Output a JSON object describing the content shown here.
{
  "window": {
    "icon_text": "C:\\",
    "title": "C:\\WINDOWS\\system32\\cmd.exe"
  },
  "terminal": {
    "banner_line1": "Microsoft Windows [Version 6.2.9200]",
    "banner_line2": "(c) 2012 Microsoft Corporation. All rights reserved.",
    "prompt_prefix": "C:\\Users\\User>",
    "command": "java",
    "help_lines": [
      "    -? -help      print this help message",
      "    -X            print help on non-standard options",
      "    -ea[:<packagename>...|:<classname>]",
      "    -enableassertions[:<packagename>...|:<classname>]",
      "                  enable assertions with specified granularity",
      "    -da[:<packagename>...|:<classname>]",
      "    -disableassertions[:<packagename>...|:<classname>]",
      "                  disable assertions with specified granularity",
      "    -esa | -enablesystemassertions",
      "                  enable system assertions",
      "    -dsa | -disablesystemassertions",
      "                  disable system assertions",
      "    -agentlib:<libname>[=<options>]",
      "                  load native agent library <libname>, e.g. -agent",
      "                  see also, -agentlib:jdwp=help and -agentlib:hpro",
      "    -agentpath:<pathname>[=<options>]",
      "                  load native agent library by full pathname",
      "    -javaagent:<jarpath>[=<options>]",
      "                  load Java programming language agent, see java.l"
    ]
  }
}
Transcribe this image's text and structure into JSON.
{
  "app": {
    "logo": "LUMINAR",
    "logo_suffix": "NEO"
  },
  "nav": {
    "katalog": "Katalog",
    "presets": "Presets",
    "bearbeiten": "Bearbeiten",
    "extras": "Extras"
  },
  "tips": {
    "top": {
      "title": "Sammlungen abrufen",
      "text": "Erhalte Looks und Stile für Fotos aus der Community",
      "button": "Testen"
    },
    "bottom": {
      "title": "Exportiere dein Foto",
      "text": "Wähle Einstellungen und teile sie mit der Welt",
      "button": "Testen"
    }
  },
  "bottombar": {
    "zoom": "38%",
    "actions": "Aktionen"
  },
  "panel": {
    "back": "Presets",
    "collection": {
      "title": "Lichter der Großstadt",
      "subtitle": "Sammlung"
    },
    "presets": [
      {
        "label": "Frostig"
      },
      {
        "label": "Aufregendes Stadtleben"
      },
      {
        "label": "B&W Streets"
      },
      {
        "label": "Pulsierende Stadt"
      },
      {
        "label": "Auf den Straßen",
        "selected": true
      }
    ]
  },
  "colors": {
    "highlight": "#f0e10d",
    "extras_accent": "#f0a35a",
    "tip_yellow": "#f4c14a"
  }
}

_SET TASK_. Go through the entries and repeat each one exactly.

_EXPECTED OUTPUT_.
Output a JSON object describing the content shown here.
{
  "window": {
    "icon_text": "C:\\",
    "title": "C:\\WINDOWS\\system32\\cmd.exe"
  },
  "terminal": {
    "banner_line1": "Microsoft Windows [Version 6.2.9200]",
    "banner_line2": "(c) 2012 Microsoft Corporation. All rights reserved.",
    "prompt_prefix": "C:\\Users\\User>",
    "command": "java",
    "help_lines": [
      "    -? -help      print this help message",
      "    -X            print help on non-standard options",
      "    -ea[:<packagename>...|:<classname>]",
      "    -enableassertions[:<packagename>...|:<classname>]",
      "                  enable assertions with specified granularity",
      "    -da[:<packagename>...|:<classname>]",
      "    -disableassertions[:<packagename>...|:<classname>]",
      "                  disable assertions with specified granularity",
      "    -esa | -enablesystemassertions",
      "                  enable system assertions",
      "    -dsa | -disablesystemassertions",
      "                  disable system assertions",
      "    -agentlib:<libname>[=<options>]",
      "                  load native agent library <libname>, e.g. -agent",
      "                  see also, -agentlib:jdwp=help and -agentlib:hpro",
      "    -agentpath:<pathname>[=<options>]",
      "                  load native agent library by full pathname",
      "    -javaagent:<jarpath>[=<options>]",
      "                  load Java programming language agent, see java.l"
    ]
  }
}
Transcribe this image's text and structure into JSON.
{
  "app": {
    "logo": "LUMINAR",
    "logo_suffix": "NEO"
  },
  "nav": {
    "katalog": "Katalog",
    "presets": "Presets",
    "bearbeiten": "Bearbeiten",
    "extras": "Extras"
  },
  "tips": {
    "top": {
      "title": "Sammlungen abrufen",
      "text": "Erhalte Looks und Stile für Fotos aus der Community",
      "button": "Testen"
    },
    "bottom": {
      "title": "Exportiere dein Foto",
      "text": "Wähle Einstellungen und teile sie mit der Welt",
      "button": "Testen"
    }
  },
  "bottombar": {
    "zoom": "38%",
    "actions": "Aktionen"
  },
  "panel": {
    "back": "Presets",
    "collection": {
      "title": "Lichter der Großstadt",
      "subtitle": "Sammlung"
    },
    "presets": [
      {
        "label": "Frostig"
      },
      {
        "label": "Aufregendes Stadtleben"
      },
      {
        "label": "B&W Streets"
      },
      {
        "label": "Pulsierende Stadt"
      },
      {
        "label": "Auf den Straßen",
        "selected": true
      }
    ]
  },
  "colors": {
    "highlight": "#f0e10d",
    "extras_accent": "#f0a35a",
    "tip_yellow": "#f4c14a"
  }
}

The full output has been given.